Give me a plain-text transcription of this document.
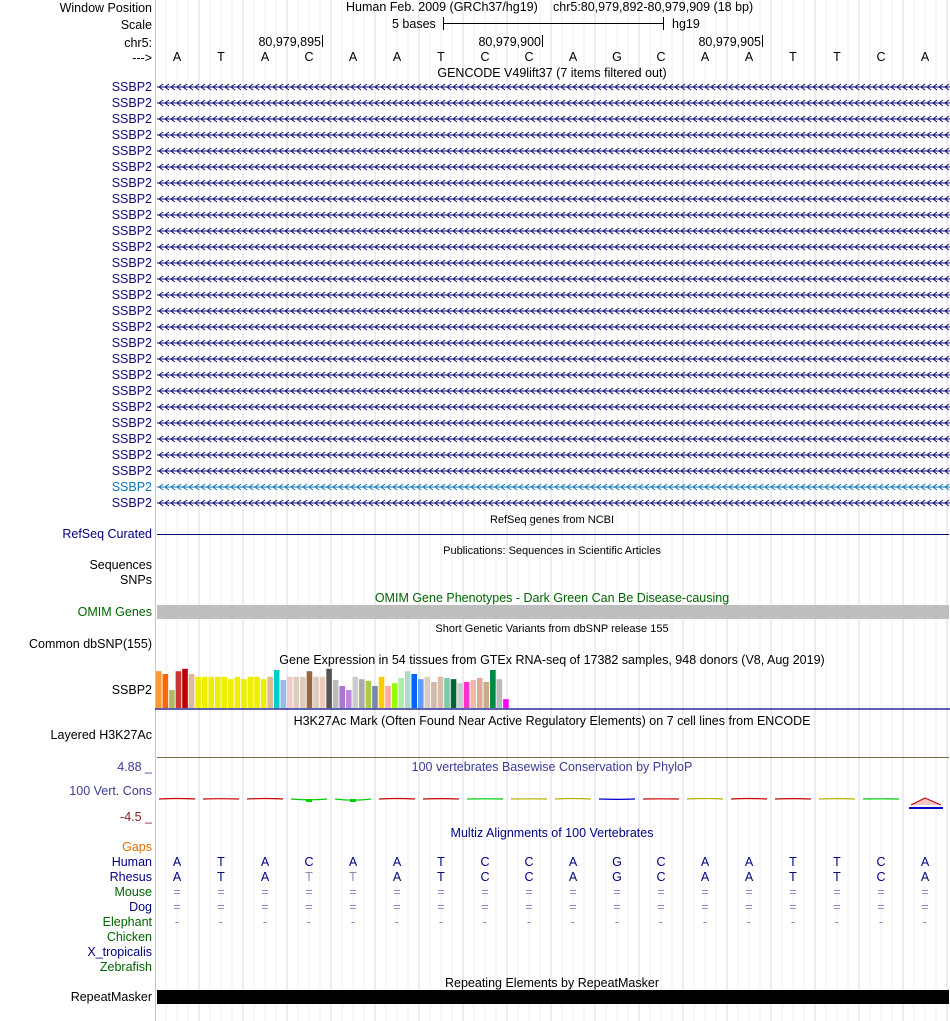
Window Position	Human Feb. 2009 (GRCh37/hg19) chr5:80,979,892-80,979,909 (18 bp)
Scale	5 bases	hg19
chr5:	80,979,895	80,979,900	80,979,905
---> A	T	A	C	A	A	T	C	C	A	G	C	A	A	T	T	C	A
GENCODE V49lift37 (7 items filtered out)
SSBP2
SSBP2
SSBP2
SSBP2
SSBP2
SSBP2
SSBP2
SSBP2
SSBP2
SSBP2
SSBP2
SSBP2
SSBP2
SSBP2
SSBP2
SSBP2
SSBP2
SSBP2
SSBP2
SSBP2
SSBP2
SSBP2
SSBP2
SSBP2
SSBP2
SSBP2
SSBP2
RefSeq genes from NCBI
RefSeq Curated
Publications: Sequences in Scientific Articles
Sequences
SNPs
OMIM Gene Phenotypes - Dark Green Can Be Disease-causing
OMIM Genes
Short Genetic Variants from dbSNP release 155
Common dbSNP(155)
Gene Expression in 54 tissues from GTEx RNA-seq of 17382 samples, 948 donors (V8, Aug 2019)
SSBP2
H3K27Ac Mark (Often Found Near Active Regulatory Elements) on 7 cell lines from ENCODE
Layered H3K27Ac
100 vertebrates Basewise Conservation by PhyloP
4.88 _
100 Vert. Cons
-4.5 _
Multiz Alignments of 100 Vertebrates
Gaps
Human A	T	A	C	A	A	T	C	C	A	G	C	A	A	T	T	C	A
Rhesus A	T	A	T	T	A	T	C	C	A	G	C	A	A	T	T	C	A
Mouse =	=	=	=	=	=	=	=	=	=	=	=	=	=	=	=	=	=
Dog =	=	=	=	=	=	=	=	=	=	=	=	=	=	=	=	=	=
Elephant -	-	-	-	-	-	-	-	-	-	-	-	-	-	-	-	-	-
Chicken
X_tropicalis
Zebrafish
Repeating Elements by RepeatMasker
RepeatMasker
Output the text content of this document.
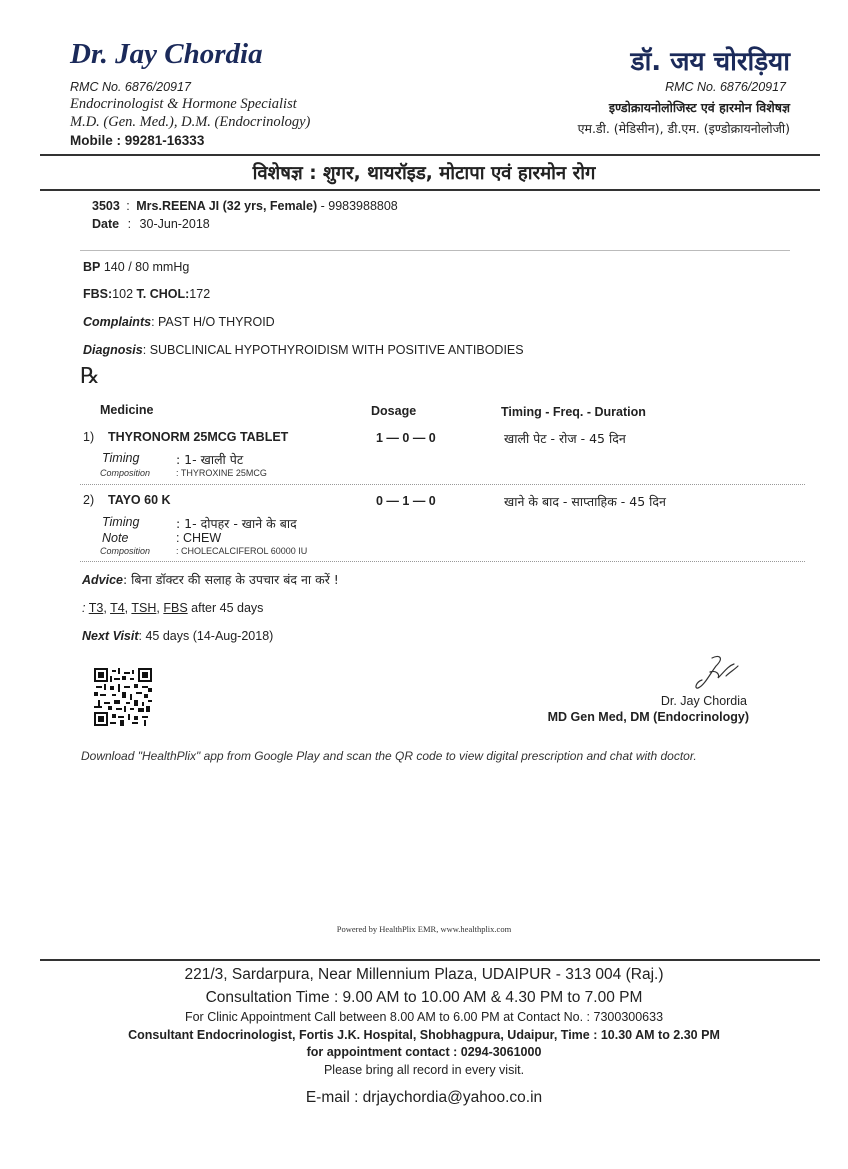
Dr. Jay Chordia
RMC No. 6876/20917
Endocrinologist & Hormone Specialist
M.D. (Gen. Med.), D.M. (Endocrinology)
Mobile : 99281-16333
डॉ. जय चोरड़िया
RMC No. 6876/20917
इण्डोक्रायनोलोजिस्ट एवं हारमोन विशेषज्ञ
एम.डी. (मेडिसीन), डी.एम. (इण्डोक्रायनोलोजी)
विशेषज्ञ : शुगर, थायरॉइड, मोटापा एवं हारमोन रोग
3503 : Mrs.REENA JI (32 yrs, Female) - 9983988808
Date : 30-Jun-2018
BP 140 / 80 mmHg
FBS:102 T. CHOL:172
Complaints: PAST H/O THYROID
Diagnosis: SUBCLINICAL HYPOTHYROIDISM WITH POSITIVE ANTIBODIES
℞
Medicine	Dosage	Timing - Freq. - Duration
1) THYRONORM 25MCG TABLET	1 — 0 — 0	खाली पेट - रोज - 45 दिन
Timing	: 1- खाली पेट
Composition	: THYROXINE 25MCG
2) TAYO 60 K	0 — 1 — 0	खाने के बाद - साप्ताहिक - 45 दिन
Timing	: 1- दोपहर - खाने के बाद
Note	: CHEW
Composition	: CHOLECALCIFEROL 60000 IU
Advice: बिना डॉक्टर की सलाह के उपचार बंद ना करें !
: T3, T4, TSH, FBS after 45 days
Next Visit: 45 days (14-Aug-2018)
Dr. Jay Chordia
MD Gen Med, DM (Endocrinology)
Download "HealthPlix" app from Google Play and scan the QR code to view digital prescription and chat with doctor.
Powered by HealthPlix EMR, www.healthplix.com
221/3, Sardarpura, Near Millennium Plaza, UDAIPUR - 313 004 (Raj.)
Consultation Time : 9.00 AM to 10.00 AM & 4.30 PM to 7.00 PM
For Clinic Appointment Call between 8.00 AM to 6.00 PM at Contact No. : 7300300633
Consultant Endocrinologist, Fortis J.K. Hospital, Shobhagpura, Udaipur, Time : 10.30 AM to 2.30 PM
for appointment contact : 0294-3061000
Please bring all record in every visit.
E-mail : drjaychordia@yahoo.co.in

==

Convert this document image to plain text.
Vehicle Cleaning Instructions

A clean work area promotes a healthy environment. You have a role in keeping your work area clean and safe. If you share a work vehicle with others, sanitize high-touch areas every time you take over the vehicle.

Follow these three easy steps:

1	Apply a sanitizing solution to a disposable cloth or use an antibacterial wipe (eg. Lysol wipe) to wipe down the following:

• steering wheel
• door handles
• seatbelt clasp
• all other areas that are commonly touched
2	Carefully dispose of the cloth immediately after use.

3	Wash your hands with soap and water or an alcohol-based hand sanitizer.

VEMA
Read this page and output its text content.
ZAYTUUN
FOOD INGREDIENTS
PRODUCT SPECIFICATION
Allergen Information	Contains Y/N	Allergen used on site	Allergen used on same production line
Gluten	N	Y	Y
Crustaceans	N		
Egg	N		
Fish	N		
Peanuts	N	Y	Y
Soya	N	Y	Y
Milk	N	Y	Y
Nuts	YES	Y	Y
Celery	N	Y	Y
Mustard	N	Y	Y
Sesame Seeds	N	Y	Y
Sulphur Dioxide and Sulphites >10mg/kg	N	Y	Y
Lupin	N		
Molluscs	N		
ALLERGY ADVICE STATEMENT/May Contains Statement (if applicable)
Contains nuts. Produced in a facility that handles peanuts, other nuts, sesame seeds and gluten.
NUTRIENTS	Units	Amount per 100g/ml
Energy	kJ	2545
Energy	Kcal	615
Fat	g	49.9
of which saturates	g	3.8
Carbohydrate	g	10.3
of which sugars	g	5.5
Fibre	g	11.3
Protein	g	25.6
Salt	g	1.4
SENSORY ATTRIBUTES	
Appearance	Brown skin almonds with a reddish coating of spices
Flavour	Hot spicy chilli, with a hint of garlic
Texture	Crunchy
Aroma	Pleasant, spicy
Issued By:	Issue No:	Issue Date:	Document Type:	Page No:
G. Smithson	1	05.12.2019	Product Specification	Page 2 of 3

==

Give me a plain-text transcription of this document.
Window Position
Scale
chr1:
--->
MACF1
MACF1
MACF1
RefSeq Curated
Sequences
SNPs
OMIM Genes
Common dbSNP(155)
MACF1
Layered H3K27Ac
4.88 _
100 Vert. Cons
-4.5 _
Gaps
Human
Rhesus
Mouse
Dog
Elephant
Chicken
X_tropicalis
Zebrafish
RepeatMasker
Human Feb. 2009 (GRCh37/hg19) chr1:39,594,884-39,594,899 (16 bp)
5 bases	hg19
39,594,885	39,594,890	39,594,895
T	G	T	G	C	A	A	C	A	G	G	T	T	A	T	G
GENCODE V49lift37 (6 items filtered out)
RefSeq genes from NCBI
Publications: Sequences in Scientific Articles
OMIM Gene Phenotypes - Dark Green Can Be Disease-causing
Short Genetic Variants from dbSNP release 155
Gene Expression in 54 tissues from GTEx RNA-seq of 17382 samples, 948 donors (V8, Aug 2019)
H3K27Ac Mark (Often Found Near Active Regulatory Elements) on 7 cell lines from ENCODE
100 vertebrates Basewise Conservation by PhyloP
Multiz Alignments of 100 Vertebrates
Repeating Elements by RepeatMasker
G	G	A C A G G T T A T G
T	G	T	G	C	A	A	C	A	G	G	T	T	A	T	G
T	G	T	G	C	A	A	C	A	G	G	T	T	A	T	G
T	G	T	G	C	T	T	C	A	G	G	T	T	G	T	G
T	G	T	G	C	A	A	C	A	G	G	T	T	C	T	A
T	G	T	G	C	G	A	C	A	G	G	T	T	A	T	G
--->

* Exercise instructions
Reproduce every line from the preceding data in which the word "that" can be found.

* The completed task
• all other areas that are commonly touched
Contains nuts. Produced in a facility that handles peanuts, other nuts, sesame seeds and gluten.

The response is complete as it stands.